Data supplied:

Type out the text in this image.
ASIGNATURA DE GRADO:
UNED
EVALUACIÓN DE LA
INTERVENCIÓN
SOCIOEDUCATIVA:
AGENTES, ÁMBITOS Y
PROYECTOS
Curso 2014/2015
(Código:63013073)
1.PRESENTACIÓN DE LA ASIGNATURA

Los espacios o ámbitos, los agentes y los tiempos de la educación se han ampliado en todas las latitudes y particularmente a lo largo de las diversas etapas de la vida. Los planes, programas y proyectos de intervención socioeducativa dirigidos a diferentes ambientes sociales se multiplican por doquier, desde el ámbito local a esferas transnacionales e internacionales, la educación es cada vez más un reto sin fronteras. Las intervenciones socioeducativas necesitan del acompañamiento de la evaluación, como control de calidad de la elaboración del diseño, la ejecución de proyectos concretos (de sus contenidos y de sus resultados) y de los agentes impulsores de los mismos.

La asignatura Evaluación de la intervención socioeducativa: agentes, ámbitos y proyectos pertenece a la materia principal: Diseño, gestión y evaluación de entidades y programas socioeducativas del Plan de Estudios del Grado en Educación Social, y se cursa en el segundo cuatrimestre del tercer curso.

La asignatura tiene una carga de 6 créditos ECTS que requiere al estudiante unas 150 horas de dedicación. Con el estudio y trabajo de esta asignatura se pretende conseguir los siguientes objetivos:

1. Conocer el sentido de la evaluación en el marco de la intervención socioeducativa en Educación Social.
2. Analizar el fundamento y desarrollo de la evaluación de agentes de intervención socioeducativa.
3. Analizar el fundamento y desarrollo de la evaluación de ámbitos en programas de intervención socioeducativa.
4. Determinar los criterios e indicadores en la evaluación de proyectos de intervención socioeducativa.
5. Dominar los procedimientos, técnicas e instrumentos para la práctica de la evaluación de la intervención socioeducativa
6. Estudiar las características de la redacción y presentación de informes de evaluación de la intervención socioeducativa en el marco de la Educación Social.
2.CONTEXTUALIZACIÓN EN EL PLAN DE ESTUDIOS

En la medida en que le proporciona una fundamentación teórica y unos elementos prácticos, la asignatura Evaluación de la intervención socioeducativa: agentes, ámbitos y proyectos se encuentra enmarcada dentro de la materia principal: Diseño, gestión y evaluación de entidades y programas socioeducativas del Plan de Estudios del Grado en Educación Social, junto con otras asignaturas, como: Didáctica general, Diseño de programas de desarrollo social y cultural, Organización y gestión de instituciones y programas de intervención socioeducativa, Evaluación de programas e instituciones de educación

To do:
Among the entries, how many lines contain the string "marco"? Give the number without anything else.

Result of this exercise:
2